┌────────

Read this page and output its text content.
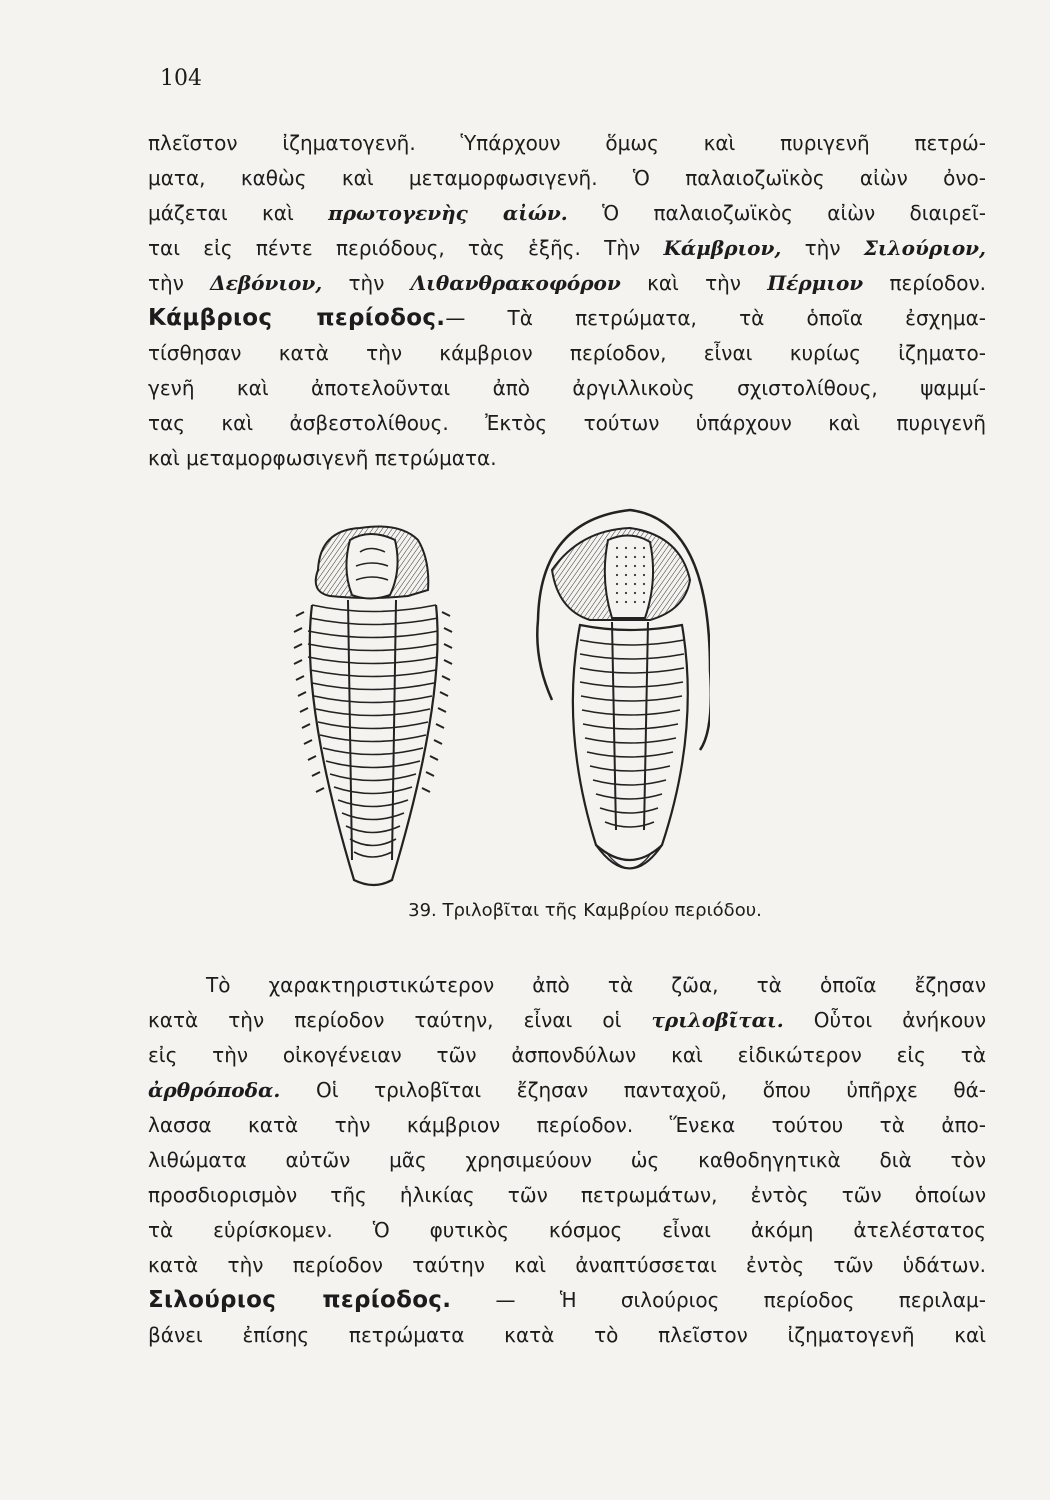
104
πλεῖστον ἰζηματογενῆ. Ὑπάρχουν ὅμως καὶ πυριγενῆ πετρώ-
ματα, καθὼς καὶ μεταμορφωσιγενῆ. Ὁ παλαιοζωϊκὸς αἰὼν ὀνο-
μάζεται καὶ πρωτογενὴς αἰών. Ὁ παλαιοζωϊκὸς αἰὼν διαιρεῖ-
ται εἰς πέντε περιόδους, τὰς ἑξῆς. Τὴν Κάμβριον, τὴν Σιλούριον,
τὴν Δεβόνιον, τὴν Λιθανθρακοφόρον καὶ τὴν Πέρμιον περίοδον.
Κάμβριος περίοδος.— Τὰ πετρώματα, τὰ ὁποῖα ἐσχημα-
τίσθησαν κατὰ τὴν κάμβριον περίοδον, εἶναι κυρίως ἰζηματο-
γενῆ καὶ ἀποτελοῦνται ἀπὸ ἀργιλλικοὺς σχιστολίθους, ψαμμί-
τας καὶ ἀσβεστολίθους. Ἐκτὸς τούτων ὑπάρχουν καὶ πυριγενῆ
καὶ μεταμορφωσιγενῆ πετρώματα.
39. Τριλοβῖται τῆς Καμβρίου περιόδου.
Τὸ χαρακτηριστικώτερον ἀπὸ τὰ ζῶα, τὰ ὁποῖα ἔζησαν
κατὰ τὴν περίοδον ταύτην, εἶναι οἱ τριλοβῖται. Οὗτοι ἀνήκουν
εἰς τὴν οἰκογένειαν τῶν ἀσπονδύλων καὶ εἰδικώτερον εἰς τὰ
ἀρθρόποδα. Οἱ τριλοβῖται ἔζησαν πανταχοῦ, ὅπου ὑπῆρχε θά-
λασσα κατὰ τὴν κάμβριον περίοδον. Ἕνεκα τούτου τὰ ἀπο-
λιθώματα αὐτῶν μᾶς χρησιμεύουν ὡς καθοδηγητικὰ διὰ τὸν
προσδιορισμὸν τῆς ἡλικίας τῶν πετρωμάτων, ἐντὸς τῶν ὁποίων
τὰ εὑρίσκομεν. Ὁ φυτικὸς κόσμος εἶναι ἀκόμη ἀτελέστατος
κατὰ τὴν περίοδον ταύτην καὶ ἀναπτύσσεται ἐντὸς τῶν ὑδάτων.
Σιλούριος περίοδος. — Ἡ σιλούριος περίοδος περιλαμ-
βάνει ἐπίσης πετρώματα κατὰ τὸ πλεῖστον ἰζηματογενῆ καὶ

└────────

**Requirement:**
Pick out all the lines with the word "εἶναι" in them and copy them.

**Response to the task:**
τίσθησαν κατὰ τὴν κάμβριον περίοδον, εἶναι κυρίως ἰζηματο-
κατὰ τὴν περίοδον ταύτην, εἶναι οἱ τριλοβῖται. Οὗτοι ἀνήκουν
τὰ εὑρίσκομεν. Ὁ φυτικὸς κόσμος εἶναι ἀκόμη ἀτελέστατος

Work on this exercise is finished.